## Your goal
Using the material below, copy every line where "النبي" appears.

▶

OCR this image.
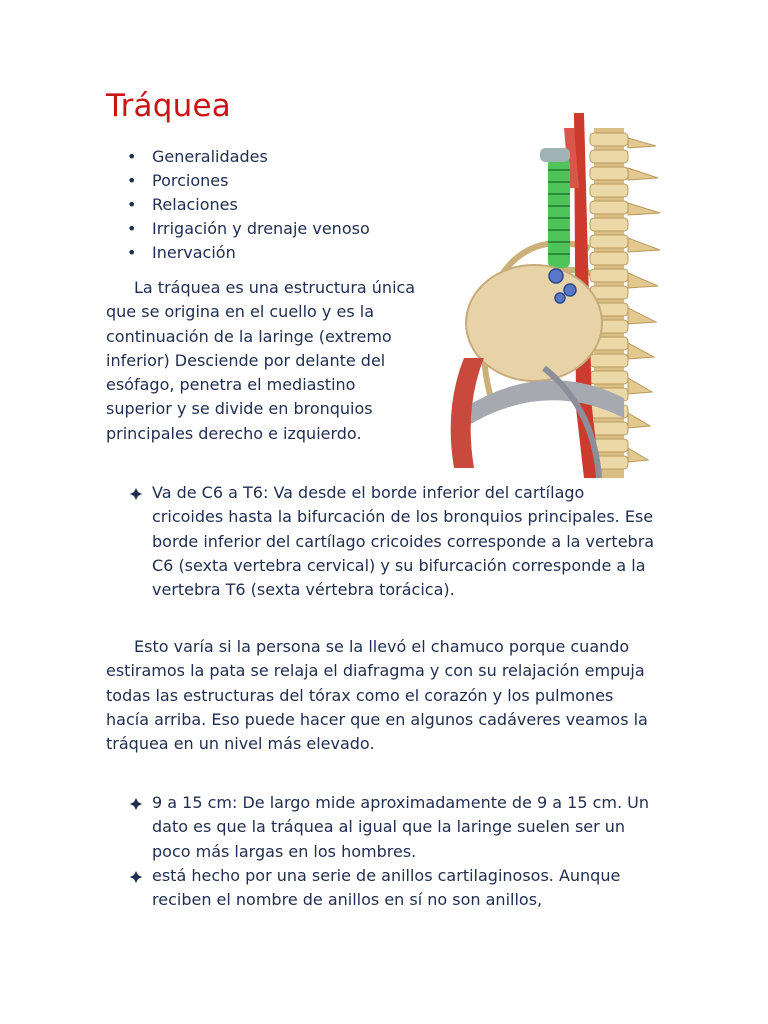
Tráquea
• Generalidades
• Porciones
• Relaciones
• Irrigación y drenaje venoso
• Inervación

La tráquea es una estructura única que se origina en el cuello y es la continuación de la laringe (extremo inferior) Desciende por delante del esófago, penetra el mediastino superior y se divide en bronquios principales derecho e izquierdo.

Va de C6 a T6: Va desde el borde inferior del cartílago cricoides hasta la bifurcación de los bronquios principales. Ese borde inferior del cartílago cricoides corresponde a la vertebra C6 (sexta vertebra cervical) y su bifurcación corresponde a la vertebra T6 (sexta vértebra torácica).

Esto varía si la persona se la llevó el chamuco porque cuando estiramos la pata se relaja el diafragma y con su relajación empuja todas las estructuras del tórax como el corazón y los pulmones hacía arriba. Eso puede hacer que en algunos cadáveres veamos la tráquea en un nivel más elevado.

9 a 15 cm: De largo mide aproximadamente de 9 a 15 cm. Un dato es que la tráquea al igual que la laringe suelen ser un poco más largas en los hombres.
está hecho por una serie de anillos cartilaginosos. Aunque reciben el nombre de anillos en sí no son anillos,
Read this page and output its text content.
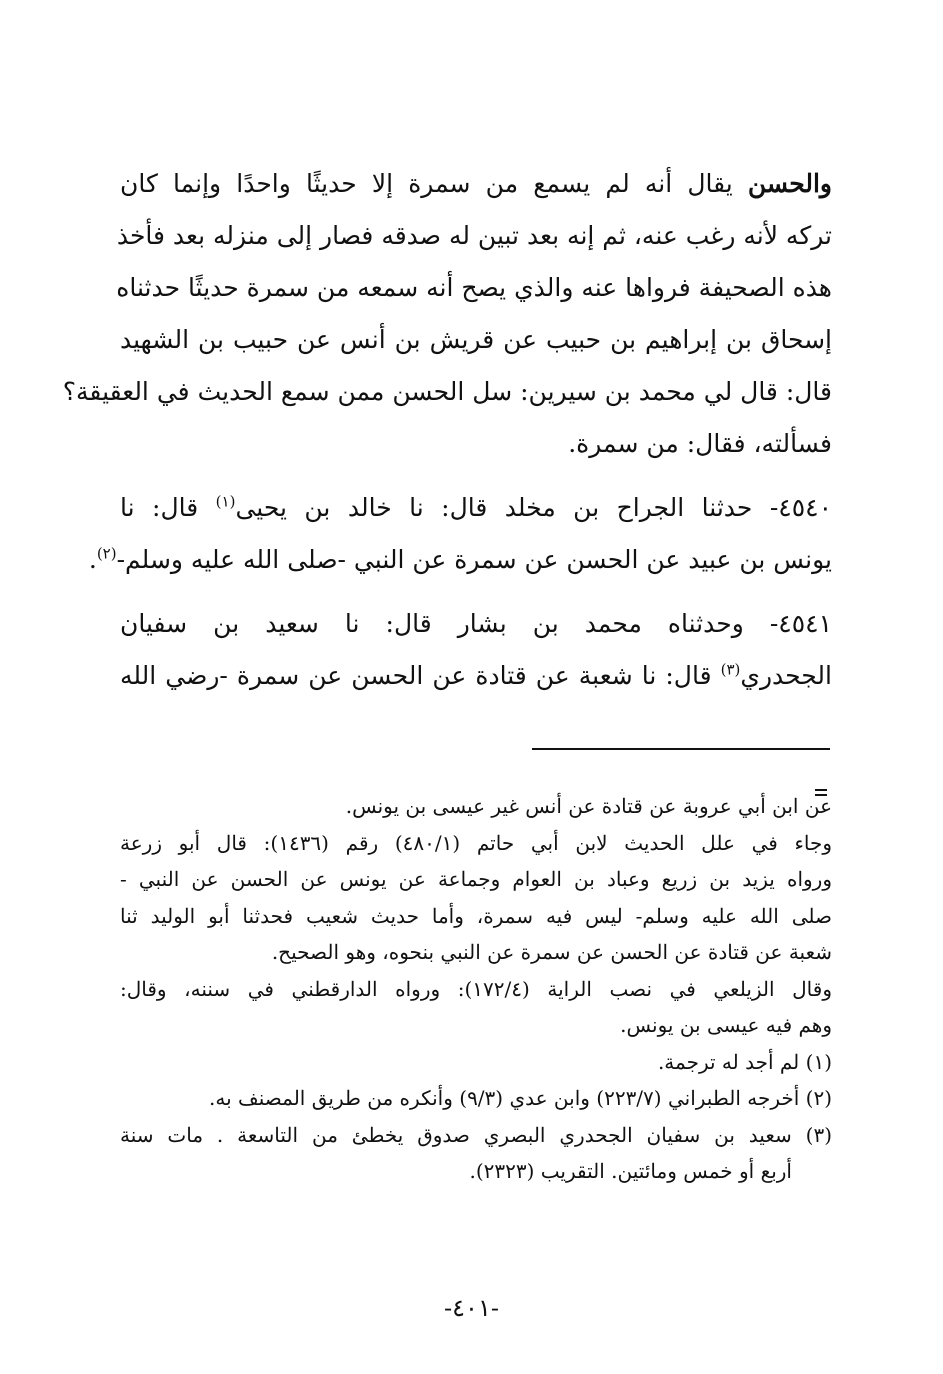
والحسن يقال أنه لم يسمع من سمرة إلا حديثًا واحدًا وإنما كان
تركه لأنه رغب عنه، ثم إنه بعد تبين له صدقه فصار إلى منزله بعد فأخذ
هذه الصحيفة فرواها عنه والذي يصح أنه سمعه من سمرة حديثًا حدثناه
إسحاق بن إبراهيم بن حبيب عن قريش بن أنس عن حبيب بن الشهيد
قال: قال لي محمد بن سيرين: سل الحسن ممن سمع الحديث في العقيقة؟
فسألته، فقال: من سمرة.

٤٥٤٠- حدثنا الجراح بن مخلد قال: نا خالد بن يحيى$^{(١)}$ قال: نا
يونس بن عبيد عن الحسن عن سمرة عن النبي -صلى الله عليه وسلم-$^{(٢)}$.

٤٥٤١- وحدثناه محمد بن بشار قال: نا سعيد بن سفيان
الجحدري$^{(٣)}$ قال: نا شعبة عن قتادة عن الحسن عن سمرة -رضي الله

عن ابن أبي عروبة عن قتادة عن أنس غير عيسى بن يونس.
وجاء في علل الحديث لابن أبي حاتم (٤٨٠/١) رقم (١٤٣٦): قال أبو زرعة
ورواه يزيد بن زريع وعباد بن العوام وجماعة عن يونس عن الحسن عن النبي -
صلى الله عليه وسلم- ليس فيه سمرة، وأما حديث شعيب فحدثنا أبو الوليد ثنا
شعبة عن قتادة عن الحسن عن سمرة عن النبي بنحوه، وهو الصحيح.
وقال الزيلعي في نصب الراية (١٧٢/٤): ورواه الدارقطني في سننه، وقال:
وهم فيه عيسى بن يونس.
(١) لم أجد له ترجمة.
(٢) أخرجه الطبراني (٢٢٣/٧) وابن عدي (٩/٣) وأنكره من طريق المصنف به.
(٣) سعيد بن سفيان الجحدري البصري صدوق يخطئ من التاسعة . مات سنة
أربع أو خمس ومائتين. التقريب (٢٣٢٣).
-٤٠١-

◀

## Task response
يونس بن عبيد عن الحسن عن سمرة عن النبي -صلى الله عليه وسلم-$^{(٢)}$.
ورواه يزيد بن زريع وعباد بن العوام وجماعة عن يونس عن الحسن عن النبي -
شعبة عن قتادة عن الحسن عن سمرة عن النبي بنحوه، وهو الصحيح.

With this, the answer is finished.